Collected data
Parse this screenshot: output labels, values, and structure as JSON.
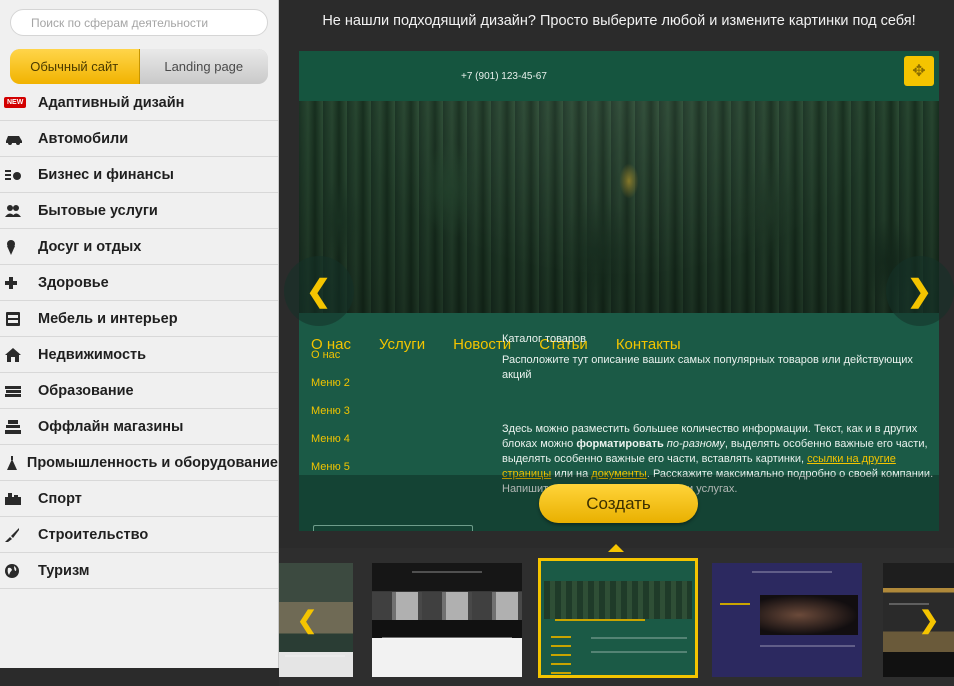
{
  "sidebar": {
    "search_placeholder": "Поиск по сферам деятельности",
    "switch": {
      "active": "Обычный сайт",
      "inactive": "Landing page"
    },
    "new_badge": "NEW",
    "categories": [
      {
        "label": "Адаптивный дизайн",
        "icon": "new-badge-icon"
      },
      {
        "label": "Автомобили",
        "icon": "car-icon"
      },
      {
        "label": "Бизнес и финансы",
        "icon": "finance-icon"
      },
      {
        "label": "Бытовые услуги",
        "icon": "people-icon"
      },
      {
        "label": "Досуг и отдых",
        "icon": "ice-cream-icon"
      },
      {
        "label": "Здоровье",
        "icon": "cross-icon"
      },
      {
        "label": "Мебель и интерьер",
        "icon": "furniture-icon"
      },
      {
        "label": "Недвижимость",
        "icon": "house-icon"
      },
      {
        "label": "Образование",
        "icon": "books-icon"
      },
      {
        "label": "Оффлайн магазины",
        "icon": "shop-icon"
      },
      {
        "label": "Промышленность и оборудование",
        "icon": "factory-icon"
      },
      {
        "label": "Спорт",
        "icon": "sport-icon"
      },
      {
        "label": "Строительство",
        "icon": "brush-icon"
      },
      {
        "label": "Туризм",
        "icon": "globe-icon"
      }
    ]
  },
  "main": {
    "headline": "Не нашли подходящий дизайн? Просто выберите любой и измените картинки под себя!",
    "preview": {
      "phone": "+7 (901) 123-45-67",
      "nav": [
        "О нас",
        "Услуги",
        "Новости",
        "Статьи",
        "Контакты"
      ],
      "aside": [
        "О нас",
        "Меню 2",
        "Меню 3",
        "Меню 4",
        "Меню 5"
      ],
      "catalog_title": "Каталог товаров",
      "catalog_desc": "Расположите тут описание ваших самых популярных товаров или действующих акций",
      "body_1": "Здесь можно разместить большее количество информации. Текст, как и в других блоках можно ",
      "body_bold": "форматировать",
      "body_space": " ",
      "body_italic": "по-разному",
      "body_2": ", выделять особенно важные его части, выделять особенно важные его части, вставлять картинки, ",
      "body_link1": "ссылки на другие страницы",
      "body_3": " или на ",
      "body_link2": "документы",
      "body_4": ". Расскажите максимально подробно о своей компании. Напишите о предлагаемых товарах и услугах."
    },
    "create_button": "Создать"
  },
  "colors": {
    "accent": "#f5c400",
    "preview_green": "#1b5a46",
    "dark_bg": "#2b2b2b"
  }
}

**Exercise**. Every entry must be written out exactly, with all pictures left out.

**Task response**.
Parse this screenshot: output labels, values, and structure as JSON.
{
  "sidebar": {
    "search_placeholder": "Поиск по сферам деятельности",
    "switch": {
      "active": "Обычный сайт",
      "inactive": "Landing page"
    },
    "new_badge": "NEW",
    "categories": [
      {
        "label": "Адаптивный дизайн",
        "icon": "new-badge-icon"
      },
      {
        "label": "Автомобили",
        "icon": "car-icon"
      },
      {
        "label": "Бизнес и финансы",
        "icon": "finance-icon"
      },
      {
        "label": "Бытовые услуги",
        "icon": "people-icon"
      },
      {
        "label": "Досуг и отдых",
        "icon": "ice-cream-icon"
      },
      {
        "label": "Здоровье",
        "icon": "cross-icon"
      },
      {
        "label": "Мебель и интерьер",
        "icon": "furniture-icon"
      },
      {
        "label": "Недвижимость",
        "icon": "house-icon"
      },
      {
        "label": "Образование",
        "icon": "books-icon"
      },
      {
        "label": "Оффлайн магазины",
        "icon": "shop-icon"
      },
      {
        "label": "Промышленность и оборудование",
        "icon": "factory-icon"
      },
      {
        "label": "Спорт",
        "icon": "sport-icon"
      },
      {
        "label": "Строительство",
        "icon": "brush-icon"
      },
      {
        "label": "Туризм",
        "icon": "globe-icon"
      }
    ]
  },
  "main": {
    "headline": "Не нашли подходящий дизайн? Просто выберите любой и измените картинки под себя!",
    "preview": {
      "phone": "+7 (901) 123-45-67",
      "nav": [
        "О нас",
        "Услуги",
        "Новости",
        "Статьи",
        "Контакты"
      ],
      "aside": [
        "О нас",
        "Меню 2",
        "Меню 3",
        "Меню 4",
        "Меню 5"
      ],
      "catalog_title": "Каталог товаров",
      "catalog_desc": "Расположите тут описание ваших самых популярных товаров или действующих акций",
      "body_1": "Здесь можно разместить большее количество информации. Текст, как и в других блоках можно ",
      "body_bold": "форматировать",
      "body_space": " ",
      "body_italic": "по-разному",
      "body_2": ", выделять особенно важные его части, выделять особенно важные его части, вставлять картинки, ",
      "body_link1": "ссылки на другие страницы",
      "body_3": " или на ",
      "body_link2": "документы",
      "body_4": ". Расскажите максимально подробно о своей компании. Напишите о предлагаемых товарах и услугах."
    },
    "create_button": "Создать"
  },
  "colors": {
    "accent": "#f5c400",
    "preview_green": "#1b5a46",
    "dark_bg": "#2b2b2b"
  }
}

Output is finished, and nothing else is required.